# [Data records]
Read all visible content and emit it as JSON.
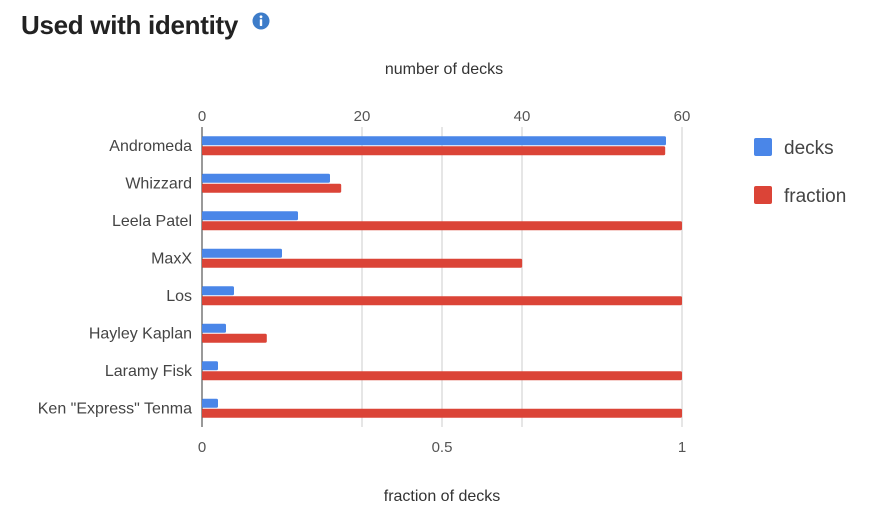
{
  "header": {
    "title": "Used with identity",
    "info_icon": "info-circle-icon"
  },
  "colors": {
    "decks": "#4a86e8",
    "fraction": "#db4437",
    "text": "#444444",
    "grid": "#cccccc"
  },
  "chart_data": {
    "type": "bar",
    "orientation": "horizontal",
    "categories": [
      "Andromeda",
      "Whizzard",
      "Leela Patel",
      "MaxX",
      "Los",
      "Hayley Kaplan",
      "Laramy Fisk",
      "Ken \"Express\" Tenma"
    ],
    "series": [
      {
        "name": "decks",
        "axis": "top",
        "values": [
          58,
          16,
          12,
          10,
          4,
          3,
          2,
          2
        ]
      },
      {
        "name": "fraction",
        "axis": "bottom",
        "values": [
          0.965,
          0.29,
          1.0,
          0.667,
          1.0,
          0.135,
          1.0,
          1.0
        ]
      }
    ],
    "top_axis": {
      "label": "number of decks",
      "range": [
        0,
        60
      ],
      "ticks": [
        "0",
        "20",
        "40",
        "60"
      ],
      "tick_values": [
        0,
        20,
        40,
        60
      ]
    },
    "bottom_axis": {
      "label": "fraction of decks",
      "range": [
        0,
        1
      ],
      "ticks": [
        "0",
        "0.5",
        "1"
      ],
      "tick_values": [
        0,
        0.5,
        1
      ]
    },
    "grid": true,
    "legend_position": "right"
  }
}
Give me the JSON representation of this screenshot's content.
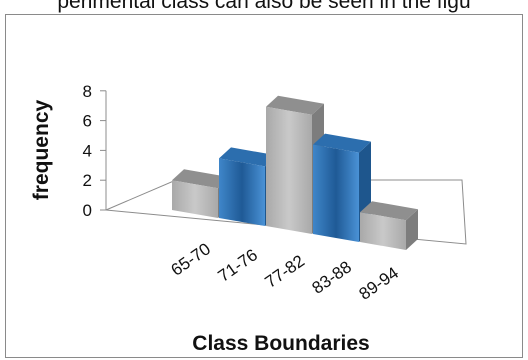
{
  "caption": "perimental class can also be seen in the figu",
  "chart_data": {
    "type": "bar",
    "title": "",
    "xlabel": "Class Boundaries",
    "ylabel": "frequency",
    "categories": [
      "65-70",
      "71-76",
      "77-82",
      "83-88",
      "89-94"
    ],
    "values": [
      2,
      4,
      8,
      6,
      2
    ],
    "ylim": [
      0,
      8
    ],
    "yticks": [
      0,
      2,
      4,
      6,
      8
    ],
    "grid": false,
    "three_d": true,
    "bar_colors": [
      "#b0b0b0",
      "#3a7ebf",
      "#b0b0b0",
      "#3a7ebf",
      "#b0b0b0"
    ]
  }
}
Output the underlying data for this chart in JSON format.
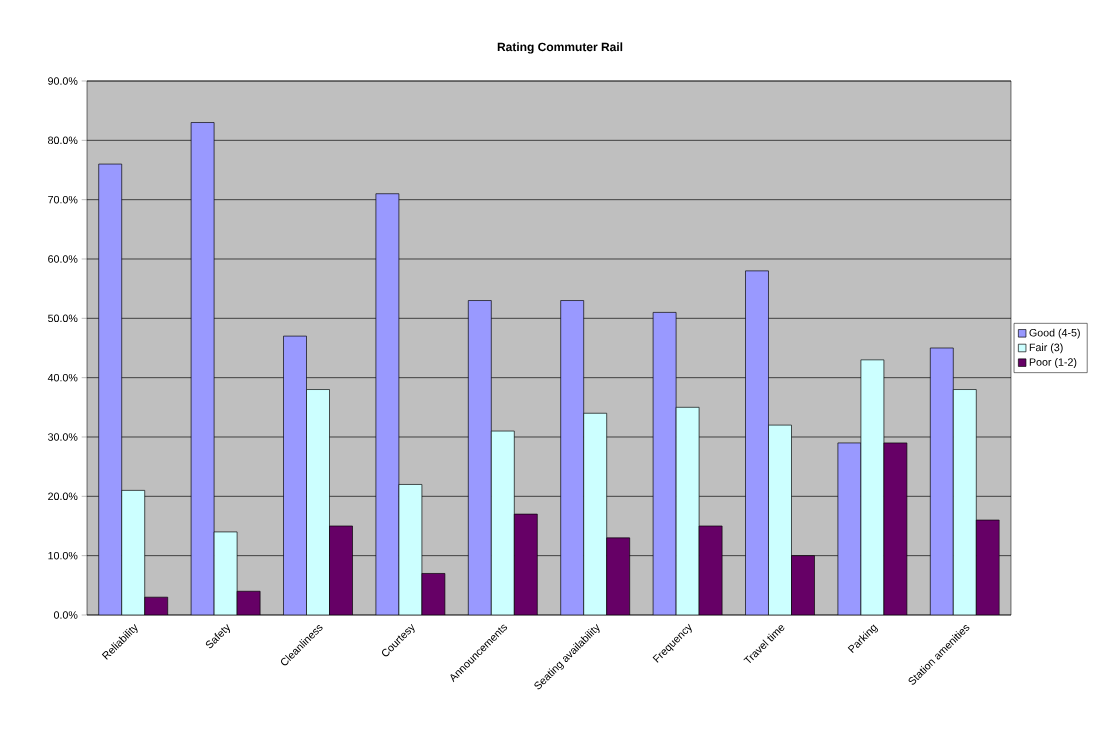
{
  "chart_data": {
    "type": "bar",
    "title": "Rating Commuter Rail",
    "categories": [
      "Reliability",
      "Safety",
      "Cleanliness",
      "Courtesy",
      "Announcements",
      "Seating availability",
      "Frequency",
      "Travel time",
      "Parking",
      "Station amenities"
    ],
    "series": [
      {
        "name": "Good (4-5)",
        "color": "#9999ff",
        "values": [
          76,
          83,
          47,
          71,
          53,
          53,
          51,
          58,
          29,
          45
        ]
      },
      {
        "name": "Fair (3)",
        "color": "#ccffff",
        "values": [
          21,
          14,
          38,
          22,
          31,
          34,
          35,
          32,
          43,
          38
        ]
      },
      {
        "name": "Poor (1-2)",
        "color": "#660066",
        "values": [
          3,
          4,
          15,
          7,
          17,
          13,
          15,
          10,
          29,
          16
        ]
      }
    ],
    "ylim": [
      0,
      90
    ],
    "yticks": [
      {
        "value": 0,
        "label": "0.0%"
      },
      {
        "value": 10,
        "label": "10.0%"
      },
      {
        "value": 20,
        "label": "20.0%"
      },
      {
        "value": 30,
        "label": "30.0%"
      },
      {
        "value": 40,
        "label": "40.0%"
      },
      {
        "value": 50,
        "label": "50.0%"
      },
      {
        "value": 60,
        "label": "60.0%"
      },
      {
        "value": 70,
        "label": "70.0%"
      },
      {
        "value": 80,
        "label": "80.0%"
      },
      {
        "value": 90,
        "label": "90.0%"
      }
    ],
    "grid": "y",
    "legend": "right"
  }
}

# [Set problem]
Go through the data and gather every line that holds "grid".

# [Output]
    "grid": "#cccccc"
    "grid": true,
    "grid": false,
    "grid": "y",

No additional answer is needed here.